## Task statement
Filter these entries, keeping only lines that hold the word "Bath".

(Collected data entries)

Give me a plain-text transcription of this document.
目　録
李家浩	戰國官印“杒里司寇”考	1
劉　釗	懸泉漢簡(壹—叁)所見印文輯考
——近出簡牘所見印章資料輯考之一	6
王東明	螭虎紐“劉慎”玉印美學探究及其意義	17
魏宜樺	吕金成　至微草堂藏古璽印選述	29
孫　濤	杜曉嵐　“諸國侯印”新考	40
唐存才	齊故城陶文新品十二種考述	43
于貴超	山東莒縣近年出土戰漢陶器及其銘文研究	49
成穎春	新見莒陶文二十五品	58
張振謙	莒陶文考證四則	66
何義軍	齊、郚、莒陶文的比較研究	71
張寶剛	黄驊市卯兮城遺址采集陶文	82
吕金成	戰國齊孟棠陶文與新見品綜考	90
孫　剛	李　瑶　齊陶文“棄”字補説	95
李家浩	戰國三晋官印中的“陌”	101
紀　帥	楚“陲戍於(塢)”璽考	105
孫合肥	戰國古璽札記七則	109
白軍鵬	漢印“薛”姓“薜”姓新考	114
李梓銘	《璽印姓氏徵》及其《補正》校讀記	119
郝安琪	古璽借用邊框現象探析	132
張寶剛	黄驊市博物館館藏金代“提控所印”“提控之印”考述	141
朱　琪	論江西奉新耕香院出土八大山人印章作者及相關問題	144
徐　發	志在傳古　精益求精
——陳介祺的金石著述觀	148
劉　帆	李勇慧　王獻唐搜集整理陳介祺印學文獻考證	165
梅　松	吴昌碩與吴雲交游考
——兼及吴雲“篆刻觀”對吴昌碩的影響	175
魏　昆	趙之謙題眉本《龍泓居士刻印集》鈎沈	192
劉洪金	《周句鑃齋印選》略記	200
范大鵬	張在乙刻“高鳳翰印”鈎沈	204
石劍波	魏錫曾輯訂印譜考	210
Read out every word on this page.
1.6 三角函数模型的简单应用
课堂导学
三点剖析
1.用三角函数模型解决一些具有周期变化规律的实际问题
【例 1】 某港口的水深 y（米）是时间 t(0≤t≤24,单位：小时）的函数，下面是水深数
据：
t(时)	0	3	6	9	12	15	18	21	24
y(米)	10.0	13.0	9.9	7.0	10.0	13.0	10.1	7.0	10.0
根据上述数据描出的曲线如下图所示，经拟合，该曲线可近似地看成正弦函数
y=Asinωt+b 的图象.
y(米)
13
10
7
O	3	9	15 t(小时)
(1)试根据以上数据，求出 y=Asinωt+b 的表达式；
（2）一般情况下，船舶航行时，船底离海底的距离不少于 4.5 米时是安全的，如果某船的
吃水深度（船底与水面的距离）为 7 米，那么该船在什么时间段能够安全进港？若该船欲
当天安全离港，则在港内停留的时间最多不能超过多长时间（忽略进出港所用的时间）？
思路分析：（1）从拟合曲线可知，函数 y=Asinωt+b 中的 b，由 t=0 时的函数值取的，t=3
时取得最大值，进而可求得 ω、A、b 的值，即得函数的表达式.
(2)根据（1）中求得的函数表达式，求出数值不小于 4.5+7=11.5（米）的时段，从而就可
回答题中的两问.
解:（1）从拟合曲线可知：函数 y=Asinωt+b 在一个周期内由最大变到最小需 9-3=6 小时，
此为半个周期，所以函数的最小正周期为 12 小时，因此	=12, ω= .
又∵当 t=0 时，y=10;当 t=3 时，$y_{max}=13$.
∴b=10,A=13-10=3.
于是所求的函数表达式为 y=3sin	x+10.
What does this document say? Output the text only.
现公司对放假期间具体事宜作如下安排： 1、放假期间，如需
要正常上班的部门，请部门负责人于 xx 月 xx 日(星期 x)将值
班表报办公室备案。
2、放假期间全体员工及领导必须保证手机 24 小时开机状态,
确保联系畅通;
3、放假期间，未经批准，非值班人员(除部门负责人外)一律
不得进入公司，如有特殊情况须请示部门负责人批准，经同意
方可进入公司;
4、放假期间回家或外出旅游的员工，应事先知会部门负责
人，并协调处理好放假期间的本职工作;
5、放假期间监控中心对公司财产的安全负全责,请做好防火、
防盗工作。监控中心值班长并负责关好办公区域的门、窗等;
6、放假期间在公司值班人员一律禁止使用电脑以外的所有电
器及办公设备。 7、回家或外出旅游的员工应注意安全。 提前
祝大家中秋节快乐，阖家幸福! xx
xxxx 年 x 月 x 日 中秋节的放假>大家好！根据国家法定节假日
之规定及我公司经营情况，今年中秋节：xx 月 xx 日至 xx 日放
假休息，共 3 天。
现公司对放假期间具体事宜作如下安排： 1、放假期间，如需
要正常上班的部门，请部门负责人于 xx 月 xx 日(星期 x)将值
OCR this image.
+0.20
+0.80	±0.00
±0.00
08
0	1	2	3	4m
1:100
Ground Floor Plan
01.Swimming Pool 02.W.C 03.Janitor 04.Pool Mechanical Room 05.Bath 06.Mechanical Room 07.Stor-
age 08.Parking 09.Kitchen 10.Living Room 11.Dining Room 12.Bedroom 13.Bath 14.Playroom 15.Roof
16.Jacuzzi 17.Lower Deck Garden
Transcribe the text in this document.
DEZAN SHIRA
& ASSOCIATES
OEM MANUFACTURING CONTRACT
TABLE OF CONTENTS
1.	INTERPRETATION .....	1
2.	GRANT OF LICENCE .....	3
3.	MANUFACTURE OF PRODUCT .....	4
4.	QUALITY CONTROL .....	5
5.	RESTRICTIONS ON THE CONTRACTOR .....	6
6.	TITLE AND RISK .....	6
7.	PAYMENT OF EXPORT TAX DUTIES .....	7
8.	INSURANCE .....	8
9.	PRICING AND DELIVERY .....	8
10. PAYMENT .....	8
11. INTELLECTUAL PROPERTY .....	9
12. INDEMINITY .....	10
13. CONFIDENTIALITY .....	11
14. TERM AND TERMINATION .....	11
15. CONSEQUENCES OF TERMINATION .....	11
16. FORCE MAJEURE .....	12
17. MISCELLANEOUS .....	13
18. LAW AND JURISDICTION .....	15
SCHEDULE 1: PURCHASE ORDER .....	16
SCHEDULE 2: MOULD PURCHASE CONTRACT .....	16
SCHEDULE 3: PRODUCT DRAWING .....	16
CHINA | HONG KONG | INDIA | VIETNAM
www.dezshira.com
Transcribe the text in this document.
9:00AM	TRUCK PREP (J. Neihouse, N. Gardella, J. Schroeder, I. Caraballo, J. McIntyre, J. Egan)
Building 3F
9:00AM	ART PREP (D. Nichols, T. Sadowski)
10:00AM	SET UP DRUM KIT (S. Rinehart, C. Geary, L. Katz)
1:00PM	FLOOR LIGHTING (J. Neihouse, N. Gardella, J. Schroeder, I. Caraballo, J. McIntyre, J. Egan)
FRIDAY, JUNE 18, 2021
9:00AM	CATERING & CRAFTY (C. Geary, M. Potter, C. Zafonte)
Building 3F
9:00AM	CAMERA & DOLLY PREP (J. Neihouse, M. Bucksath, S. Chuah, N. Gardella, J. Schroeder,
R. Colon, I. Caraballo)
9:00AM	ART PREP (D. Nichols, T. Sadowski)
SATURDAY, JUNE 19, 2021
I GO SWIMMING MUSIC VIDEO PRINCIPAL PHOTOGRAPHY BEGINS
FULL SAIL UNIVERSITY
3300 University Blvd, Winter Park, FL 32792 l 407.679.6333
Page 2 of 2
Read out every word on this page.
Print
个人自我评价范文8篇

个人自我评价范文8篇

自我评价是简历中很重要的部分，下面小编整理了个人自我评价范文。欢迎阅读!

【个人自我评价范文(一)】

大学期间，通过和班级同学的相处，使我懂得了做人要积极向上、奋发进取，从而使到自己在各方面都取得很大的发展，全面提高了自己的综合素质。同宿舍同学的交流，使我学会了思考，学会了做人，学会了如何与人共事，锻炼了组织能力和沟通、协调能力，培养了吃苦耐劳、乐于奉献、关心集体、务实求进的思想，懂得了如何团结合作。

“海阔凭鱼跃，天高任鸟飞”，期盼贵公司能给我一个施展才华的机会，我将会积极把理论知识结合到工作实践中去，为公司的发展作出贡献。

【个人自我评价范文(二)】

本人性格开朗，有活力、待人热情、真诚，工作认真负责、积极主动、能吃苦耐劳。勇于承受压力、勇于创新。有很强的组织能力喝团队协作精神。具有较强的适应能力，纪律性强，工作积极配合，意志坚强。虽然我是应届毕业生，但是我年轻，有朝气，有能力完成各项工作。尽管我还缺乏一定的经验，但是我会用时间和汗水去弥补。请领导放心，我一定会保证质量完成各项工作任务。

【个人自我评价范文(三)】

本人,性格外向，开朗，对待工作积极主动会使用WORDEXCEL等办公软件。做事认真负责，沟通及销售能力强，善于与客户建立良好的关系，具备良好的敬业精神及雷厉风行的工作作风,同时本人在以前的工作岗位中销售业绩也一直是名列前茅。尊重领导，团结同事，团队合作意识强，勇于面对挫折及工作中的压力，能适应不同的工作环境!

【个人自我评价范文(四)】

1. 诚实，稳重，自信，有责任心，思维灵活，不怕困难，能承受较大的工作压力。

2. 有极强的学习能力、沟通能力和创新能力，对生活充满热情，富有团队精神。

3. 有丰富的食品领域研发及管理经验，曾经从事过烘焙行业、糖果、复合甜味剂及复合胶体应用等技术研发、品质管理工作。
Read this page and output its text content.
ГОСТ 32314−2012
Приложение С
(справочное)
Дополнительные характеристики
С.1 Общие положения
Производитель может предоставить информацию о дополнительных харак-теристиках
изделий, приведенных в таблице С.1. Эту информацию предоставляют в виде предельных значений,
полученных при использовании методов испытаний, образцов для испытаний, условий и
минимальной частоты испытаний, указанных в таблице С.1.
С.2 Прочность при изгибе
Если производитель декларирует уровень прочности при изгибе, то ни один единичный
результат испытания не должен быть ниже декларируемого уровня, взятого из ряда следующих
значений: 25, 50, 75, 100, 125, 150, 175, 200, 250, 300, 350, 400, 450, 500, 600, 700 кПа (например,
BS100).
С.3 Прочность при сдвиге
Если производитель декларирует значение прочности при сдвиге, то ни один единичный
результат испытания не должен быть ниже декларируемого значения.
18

## Response to this task
01.Swimming Pool 02.W.C 03.Janitor 04.Pool Mechanical Room 05.Bath 06.Mechanical Room 07.Stor-
age 08.Parking 09.Kitchen 10.Living Room 11.Dining Room 12.Bedroom 13.Bath 14.Playroom 15.Roof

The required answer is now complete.